--- begin ---

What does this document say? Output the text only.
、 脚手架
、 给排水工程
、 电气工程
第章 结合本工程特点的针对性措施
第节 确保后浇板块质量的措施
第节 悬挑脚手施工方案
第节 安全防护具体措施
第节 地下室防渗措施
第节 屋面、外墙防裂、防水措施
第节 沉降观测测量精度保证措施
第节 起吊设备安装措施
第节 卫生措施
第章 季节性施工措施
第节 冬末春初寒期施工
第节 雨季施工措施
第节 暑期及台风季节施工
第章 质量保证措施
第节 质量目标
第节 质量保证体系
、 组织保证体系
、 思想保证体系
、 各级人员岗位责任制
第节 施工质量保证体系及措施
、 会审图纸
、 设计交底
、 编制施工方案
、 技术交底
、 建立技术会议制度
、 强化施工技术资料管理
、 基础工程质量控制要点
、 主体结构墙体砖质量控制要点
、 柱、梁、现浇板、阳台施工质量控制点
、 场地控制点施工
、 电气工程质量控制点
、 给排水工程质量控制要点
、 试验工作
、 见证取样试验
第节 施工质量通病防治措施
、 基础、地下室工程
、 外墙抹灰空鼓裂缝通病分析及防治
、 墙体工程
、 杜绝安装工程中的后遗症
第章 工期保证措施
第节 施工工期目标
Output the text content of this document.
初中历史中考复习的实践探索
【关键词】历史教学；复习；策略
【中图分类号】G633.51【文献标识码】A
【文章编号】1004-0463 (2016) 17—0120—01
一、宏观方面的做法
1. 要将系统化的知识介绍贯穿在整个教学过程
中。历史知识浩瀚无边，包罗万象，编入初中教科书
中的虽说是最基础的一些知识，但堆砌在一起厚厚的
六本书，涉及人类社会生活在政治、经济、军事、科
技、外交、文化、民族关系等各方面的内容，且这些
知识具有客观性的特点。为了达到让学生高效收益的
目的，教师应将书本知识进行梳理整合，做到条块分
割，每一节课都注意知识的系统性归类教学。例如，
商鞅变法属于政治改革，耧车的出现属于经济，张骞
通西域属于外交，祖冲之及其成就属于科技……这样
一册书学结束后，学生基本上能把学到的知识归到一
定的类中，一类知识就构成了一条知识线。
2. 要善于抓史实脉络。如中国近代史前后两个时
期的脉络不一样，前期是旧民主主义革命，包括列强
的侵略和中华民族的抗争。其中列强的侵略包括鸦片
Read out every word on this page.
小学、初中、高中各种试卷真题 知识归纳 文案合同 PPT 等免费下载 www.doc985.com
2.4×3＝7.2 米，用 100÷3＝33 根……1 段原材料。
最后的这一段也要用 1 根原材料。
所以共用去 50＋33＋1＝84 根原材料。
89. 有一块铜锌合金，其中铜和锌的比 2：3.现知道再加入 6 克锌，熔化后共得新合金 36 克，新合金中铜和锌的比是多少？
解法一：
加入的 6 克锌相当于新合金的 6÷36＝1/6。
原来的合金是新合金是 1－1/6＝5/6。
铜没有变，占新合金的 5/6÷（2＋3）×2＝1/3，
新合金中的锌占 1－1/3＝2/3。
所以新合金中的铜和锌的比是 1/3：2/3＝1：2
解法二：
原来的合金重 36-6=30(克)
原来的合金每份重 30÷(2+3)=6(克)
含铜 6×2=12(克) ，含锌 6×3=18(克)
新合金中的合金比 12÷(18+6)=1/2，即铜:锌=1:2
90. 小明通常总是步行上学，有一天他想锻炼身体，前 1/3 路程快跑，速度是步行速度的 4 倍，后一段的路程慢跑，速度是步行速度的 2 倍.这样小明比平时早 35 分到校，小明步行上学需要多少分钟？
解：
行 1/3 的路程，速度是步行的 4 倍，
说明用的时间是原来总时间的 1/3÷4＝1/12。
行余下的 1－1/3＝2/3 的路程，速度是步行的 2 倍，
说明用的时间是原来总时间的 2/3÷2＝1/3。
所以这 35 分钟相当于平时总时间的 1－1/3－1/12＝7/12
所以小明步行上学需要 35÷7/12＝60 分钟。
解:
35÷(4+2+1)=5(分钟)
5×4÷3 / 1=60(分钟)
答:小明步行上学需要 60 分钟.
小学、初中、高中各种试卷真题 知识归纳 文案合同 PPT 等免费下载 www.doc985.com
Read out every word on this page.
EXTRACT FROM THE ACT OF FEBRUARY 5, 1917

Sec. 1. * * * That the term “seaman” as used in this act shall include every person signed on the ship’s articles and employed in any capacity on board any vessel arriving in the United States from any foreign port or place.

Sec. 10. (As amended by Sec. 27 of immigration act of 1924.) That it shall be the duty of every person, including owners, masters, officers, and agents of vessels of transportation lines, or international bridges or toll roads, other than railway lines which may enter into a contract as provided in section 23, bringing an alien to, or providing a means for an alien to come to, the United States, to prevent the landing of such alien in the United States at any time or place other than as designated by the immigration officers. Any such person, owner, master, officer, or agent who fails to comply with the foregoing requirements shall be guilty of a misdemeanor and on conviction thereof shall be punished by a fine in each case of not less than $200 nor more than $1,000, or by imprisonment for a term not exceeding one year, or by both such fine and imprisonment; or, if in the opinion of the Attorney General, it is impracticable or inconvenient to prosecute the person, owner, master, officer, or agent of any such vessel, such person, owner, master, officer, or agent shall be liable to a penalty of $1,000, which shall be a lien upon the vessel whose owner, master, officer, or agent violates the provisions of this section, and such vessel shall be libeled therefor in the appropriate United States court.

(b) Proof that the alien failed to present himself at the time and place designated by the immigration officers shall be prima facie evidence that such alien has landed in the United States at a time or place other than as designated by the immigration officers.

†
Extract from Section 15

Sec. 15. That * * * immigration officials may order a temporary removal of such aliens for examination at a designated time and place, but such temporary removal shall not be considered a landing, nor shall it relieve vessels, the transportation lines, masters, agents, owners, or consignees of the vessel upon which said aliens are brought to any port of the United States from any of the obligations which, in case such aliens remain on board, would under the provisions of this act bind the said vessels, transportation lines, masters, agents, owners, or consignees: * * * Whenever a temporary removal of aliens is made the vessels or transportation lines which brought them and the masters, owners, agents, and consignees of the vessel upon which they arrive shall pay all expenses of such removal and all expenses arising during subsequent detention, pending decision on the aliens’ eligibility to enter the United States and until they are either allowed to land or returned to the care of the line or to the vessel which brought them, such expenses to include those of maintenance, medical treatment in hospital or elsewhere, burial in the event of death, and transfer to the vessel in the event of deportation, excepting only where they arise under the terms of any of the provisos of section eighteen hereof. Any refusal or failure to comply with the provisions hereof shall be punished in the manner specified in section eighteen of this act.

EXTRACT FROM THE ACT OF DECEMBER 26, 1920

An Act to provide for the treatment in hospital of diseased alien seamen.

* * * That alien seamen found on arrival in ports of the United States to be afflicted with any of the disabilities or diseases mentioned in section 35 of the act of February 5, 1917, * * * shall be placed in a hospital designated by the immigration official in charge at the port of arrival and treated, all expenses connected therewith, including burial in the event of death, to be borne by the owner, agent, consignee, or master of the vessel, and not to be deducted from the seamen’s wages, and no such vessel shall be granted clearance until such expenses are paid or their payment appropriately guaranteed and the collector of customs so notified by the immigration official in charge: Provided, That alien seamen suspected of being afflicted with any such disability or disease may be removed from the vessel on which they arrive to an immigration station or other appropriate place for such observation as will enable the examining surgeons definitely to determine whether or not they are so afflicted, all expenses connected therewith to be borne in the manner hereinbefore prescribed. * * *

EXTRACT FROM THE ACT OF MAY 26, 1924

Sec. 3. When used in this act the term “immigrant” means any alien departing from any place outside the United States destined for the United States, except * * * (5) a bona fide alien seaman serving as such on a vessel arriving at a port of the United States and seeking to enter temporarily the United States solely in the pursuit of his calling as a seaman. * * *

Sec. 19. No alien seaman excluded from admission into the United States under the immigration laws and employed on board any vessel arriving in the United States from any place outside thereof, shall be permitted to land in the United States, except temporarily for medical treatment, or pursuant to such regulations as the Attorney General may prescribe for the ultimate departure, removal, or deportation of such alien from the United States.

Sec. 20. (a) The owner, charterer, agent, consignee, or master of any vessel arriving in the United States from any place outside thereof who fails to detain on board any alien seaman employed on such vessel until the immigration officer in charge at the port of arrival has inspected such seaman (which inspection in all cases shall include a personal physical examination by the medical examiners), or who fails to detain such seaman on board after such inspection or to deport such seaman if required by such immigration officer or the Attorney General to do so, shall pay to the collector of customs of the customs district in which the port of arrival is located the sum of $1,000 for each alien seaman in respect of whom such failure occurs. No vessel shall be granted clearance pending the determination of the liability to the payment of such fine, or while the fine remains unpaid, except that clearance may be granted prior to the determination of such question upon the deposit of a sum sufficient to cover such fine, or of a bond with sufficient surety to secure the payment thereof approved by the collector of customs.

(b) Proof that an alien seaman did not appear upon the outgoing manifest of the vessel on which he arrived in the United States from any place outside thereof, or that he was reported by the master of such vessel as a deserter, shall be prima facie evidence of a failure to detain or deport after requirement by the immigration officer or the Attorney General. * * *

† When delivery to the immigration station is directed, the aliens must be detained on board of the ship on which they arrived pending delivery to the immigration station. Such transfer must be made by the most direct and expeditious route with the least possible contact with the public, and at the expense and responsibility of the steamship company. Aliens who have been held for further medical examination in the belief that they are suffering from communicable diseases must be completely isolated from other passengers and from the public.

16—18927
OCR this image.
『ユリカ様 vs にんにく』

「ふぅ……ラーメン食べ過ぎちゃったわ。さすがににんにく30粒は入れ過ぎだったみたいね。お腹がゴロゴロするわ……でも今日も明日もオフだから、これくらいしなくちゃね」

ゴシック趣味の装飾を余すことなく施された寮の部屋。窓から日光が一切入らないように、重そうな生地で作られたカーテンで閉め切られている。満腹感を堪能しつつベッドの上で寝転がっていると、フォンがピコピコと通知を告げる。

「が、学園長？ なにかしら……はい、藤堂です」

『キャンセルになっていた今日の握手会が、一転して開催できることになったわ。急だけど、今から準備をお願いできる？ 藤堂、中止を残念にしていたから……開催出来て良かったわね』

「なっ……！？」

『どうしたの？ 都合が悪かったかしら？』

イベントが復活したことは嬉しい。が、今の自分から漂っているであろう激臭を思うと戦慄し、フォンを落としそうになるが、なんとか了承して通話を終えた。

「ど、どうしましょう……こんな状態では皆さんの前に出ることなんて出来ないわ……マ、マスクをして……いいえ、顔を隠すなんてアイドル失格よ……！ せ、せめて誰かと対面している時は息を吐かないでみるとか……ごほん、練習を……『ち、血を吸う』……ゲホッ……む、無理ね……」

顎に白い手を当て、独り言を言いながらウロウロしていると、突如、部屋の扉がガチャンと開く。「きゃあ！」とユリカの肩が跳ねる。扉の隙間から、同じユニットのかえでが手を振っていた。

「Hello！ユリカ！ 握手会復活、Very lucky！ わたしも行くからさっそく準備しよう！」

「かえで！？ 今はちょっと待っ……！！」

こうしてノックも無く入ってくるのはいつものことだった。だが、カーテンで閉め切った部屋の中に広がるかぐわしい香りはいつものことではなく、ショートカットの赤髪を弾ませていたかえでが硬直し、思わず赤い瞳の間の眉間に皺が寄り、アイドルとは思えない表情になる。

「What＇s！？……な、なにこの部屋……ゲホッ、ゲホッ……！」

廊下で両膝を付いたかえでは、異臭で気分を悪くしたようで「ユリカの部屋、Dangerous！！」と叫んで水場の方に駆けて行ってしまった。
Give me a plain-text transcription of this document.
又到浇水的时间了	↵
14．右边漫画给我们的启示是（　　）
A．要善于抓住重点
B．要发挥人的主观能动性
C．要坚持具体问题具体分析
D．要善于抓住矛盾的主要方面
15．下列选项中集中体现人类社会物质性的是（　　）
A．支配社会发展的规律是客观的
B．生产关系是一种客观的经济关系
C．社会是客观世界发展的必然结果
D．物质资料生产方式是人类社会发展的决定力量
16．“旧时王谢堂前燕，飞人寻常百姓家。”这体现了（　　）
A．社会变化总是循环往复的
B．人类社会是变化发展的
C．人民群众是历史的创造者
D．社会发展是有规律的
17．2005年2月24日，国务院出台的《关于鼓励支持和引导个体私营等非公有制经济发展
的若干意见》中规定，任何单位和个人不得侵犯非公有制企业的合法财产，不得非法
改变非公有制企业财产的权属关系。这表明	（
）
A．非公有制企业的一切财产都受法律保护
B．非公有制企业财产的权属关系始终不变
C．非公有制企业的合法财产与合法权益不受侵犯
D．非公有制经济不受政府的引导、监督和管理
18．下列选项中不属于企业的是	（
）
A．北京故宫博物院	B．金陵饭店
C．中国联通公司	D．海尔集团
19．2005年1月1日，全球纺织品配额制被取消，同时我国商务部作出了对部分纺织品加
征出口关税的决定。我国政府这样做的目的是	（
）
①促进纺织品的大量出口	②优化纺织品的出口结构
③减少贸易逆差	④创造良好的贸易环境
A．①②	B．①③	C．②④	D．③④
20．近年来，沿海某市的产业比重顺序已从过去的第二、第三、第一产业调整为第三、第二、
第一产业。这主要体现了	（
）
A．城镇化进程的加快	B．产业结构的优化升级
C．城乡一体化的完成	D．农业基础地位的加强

--- end ---

▶ [REQUIREMENTS]: Using the entries above, find all lines with "根原材料". Copy them.

▶ [ANSWER BELOW]:
最后的这一段也要用 1 根原材料。
所以共用去 50＋33＋1＝84 根原材料。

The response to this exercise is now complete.